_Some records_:
========================================================================
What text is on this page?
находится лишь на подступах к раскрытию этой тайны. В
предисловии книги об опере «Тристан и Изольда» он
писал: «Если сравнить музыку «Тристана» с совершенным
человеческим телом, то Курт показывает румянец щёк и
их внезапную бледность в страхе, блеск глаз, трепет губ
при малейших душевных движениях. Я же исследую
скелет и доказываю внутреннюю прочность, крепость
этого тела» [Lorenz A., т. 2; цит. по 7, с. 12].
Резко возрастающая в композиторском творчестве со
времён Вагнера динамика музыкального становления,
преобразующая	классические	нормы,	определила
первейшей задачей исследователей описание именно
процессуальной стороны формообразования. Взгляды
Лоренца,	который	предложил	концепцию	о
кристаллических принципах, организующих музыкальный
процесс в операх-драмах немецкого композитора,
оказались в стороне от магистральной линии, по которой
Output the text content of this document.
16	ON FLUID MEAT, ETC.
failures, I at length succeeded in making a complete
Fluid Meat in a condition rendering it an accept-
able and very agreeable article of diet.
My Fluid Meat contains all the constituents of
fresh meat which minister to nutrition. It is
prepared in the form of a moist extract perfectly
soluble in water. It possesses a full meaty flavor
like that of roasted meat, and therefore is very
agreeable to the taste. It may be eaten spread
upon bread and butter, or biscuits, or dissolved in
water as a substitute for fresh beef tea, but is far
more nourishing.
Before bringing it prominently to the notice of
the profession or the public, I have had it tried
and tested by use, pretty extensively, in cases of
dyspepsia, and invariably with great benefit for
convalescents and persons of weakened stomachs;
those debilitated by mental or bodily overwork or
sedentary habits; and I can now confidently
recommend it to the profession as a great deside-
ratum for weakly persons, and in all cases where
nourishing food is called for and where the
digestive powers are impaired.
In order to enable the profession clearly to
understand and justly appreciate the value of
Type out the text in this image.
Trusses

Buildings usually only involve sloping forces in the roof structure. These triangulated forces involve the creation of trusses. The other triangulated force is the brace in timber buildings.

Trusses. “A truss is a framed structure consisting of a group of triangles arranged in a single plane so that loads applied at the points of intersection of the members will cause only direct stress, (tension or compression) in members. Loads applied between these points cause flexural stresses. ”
========================================================================
_Task objective_:
List the lines of the material in which the word "profession" occurs.

_Result_:
the profession or the public, I have had it tried
recommend it to the profession as a great deside-
In order to enable the profession clearly to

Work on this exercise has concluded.